Data items.
===

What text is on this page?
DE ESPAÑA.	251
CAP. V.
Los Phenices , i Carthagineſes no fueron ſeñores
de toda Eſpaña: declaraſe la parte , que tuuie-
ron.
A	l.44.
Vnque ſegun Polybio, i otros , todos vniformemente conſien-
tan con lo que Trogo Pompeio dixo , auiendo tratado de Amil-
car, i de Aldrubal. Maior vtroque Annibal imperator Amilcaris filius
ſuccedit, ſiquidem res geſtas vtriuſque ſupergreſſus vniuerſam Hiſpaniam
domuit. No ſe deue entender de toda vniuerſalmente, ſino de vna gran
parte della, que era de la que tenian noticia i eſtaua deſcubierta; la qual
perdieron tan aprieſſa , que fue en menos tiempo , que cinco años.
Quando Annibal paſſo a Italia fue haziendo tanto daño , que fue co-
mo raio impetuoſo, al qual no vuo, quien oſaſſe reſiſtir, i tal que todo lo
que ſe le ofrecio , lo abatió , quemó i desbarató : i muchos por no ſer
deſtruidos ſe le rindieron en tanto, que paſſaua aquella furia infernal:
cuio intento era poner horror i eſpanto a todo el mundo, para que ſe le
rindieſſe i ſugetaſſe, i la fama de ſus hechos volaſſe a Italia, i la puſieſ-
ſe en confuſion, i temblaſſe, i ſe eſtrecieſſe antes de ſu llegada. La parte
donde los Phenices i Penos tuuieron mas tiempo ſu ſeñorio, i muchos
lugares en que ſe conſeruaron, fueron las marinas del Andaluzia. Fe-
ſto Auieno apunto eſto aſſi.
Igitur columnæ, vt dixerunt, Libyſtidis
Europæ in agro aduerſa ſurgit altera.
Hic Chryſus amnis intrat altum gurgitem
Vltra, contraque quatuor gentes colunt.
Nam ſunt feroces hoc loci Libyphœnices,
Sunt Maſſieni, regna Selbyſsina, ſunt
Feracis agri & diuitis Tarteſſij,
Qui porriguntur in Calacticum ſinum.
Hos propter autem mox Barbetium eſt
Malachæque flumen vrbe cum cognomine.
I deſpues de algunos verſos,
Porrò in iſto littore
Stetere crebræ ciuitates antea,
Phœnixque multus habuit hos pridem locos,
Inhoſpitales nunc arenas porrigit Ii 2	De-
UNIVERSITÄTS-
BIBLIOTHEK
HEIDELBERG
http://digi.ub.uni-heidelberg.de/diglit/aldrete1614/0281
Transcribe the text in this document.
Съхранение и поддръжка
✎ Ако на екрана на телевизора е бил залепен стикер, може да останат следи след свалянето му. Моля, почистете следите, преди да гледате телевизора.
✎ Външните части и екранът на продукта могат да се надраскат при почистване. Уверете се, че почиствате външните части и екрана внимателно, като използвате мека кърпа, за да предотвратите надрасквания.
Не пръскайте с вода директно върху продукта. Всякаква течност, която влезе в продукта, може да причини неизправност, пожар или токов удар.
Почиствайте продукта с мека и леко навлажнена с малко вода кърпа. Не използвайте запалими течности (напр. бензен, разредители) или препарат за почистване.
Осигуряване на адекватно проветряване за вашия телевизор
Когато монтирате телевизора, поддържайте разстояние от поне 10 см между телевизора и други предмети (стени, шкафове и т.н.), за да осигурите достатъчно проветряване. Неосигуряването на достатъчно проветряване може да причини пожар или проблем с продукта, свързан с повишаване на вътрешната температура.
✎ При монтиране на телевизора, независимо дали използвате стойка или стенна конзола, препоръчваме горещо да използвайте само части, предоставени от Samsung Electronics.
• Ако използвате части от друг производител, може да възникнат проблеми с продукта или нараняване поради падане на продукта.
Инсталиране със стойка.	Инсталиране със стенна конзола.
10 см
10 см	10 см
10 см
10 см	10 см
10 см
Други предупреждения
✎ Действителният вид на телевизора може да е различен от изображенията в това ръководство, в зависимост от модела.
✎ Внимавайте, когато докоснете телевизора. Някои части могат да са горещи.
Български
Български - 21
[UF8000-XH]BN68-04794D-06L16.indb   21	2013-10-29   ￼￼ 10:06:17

===

DIRECTION. Out of the material above, select every line that holds the string "причини".

WRITTEN RESPONSE.
Не пръскайте с вода директно върху продукта. Всякаква течност, която влезе в продукта, може да причини неизправност, пожар или токов удар.
Когато монтирате телевизора, поддържайте разстояние от поне 10 см между телевизора и други предмети (стени, шкафове и т.н.), за да осигурите достатъчно проветряване. Неосигуряването на достатъчно проветряване може да причини пожар или проблем с продукта, свързан с повишаване на вътрешната температура.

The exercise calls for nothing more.